> **Material for this exercise**
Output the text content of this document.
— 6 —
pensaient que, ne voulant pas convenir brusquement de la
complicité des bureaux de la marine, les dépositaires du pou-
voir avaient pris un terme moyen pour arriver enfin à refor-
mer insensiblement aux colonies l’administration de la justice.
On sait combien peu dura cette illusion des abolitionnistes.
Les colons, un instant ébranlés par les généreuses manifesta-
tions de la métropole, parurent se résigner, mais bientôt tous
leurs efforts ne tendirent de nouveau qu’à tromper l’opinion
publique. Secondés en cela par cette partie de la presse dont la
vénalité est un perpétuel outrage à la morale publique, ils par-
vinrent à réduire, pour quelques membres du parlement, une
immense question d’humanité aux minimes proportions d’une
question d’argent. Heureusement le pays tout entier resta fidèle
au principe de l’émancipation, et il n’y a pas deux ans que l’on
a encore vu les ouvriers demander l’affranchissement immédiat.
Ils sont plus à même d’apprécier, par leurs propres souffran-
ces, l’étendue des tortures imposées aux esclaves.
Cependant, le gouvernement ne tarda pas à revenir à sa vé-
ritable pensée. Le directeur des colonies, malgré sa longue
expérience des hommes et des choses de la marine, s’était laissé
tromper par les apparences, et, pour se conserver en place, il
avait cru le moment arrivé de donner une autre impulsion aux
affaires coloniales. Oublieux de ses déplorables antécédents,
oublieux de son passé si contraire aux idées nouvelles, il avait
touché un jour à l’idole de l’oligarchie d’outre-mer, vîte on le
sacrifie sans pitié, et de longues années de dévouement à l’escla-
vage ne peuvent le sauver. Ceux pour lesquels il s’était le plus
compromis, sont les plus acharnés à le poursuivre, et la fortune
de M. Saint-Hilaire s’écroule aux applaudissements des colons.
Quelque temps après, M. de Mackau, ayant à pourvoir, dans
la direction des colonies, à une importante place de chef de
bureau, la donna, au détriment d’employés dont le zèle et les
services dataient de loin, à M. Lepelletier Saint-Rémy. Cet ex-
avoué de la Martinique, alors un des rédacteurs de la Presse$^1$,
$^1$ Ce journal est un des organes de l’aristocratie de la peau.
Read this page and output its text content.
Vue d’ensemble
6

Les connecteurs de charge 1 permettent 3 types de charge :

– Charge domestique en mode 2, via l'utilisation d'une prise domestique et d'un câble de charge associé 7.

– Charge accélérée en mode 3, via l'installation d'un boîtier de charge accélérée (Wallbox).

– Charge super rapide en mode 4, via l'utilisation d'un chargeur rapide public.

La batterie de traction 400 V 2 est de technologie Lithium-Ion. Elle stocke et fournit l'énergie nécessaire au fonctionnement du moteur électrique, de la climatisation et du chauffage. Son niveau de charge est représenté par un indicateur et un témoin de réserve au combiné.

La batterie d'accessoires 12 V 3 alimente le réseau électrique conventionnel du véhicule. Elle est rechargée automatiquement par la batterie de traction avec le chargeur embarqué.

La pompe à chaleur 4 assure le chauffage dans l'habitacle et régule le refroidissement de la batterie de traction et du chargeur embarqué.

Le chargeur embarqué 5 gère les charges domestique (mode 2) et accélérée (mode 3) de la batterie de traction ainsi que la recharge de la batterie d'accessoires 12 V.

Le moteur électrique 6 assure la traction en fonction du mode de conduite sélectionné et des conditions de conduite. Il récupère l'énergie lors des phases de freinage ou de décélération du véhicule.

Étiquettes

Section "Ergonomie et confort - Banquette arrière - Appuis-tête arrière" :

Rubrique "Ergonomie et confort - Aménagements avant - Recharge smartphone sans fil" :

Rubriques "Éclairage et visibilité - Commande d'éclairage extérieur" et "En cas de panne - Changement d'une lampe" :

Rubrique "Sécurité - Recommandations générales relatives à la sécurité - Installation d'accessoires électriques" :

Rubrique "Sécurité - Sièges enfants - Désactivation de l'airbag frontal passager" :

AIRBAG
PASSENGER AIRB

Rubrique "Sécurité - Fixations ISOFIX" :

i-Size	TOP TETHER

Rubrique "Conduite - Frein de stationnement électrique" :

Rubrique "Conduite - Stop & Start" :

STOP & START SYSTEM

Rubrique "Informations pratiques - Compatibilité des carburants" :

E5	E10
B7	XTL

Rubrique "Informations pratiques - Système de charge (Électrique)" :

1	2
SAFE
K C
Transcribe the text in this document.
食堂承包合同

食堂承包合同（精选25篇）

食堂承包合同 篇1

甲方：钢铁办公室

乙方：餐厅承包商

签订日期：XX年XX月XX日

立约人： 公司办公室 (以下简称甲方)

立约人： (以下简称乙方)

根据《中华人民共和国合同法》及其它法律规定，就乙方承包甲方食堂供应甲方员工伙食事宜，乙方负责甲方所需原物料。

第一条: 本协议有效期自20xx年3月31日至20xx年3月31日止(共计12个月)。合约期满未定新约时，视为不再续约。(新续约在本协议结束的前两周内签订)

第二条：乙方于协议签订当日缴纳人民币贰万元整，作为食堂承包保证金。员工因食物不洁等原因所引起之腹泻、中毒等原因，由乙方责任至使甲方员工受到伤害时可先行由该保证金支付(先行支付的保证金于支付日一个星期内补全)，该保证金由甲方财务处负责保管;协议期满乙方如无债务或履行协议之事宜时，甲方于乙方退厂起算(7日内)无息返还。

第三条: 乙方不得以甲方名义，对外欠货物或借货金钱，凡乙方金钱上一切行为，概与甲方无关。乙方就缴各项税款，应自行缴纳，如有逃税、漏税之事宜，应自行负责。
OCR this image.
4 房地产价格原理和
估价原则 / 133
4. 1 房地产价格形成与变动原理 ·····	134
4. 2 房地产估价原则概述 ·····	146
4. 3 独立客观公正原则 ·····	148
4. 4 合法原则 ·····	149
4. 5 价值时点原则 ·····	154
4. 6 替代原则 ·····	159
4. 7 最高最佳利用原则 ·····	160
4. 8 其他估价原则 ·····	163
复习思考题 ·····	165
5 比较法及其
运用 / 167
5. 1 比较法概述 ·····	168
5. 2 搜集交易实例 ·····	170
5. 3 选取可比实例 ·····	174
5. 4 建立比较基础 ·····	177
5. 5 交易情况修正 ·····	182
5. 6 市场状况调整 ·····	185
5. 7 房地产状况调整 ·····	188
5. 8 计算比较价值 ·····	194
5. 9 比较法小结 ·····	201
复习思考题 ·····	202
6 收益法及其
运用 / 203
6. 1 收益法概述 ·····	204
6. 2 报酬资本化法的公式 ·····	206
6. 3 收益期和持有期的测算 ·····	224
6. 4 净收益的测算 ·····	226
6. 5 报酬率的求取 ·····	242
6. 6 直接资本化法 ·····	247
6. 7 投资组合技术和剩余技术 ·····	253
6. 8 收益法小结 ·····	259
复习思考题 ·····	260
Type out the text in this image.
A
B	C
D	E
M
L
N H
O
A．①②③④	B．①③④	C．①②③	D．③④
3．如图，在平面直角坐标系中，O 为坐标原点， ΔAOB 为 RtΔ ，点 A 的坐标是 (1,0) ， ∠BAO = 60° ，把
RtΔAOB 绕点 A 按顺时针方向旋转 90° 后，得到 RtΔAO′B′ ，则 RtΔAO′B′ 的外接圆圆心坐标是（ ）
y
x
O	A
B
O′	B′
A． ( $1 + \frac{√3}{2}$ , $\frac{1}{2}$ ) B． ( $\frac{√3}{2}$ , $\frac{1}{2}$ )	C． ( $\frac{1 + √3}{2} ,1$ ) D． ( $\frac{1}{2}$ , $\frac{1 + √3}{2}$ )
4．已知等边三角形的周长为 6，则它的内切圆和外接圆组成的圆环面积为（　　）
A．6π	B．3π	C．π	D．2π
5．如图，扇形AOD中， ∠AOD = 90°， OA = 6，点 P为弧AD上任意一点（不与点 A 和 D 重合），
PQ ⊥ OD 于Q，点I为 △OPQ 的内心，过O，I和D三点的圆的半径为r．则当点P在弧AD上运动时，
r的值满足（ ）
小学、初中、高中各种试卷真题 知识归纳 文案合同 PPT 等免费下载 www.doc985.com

> **Written request**
Using the material above, report each line where "leurs" occurs.

> **Written answer**
leurs efforts ne tendirent de nouveau qu’à tromper l’opinion
Ils sont plus à même d’apprécier, par leurs propres souffran-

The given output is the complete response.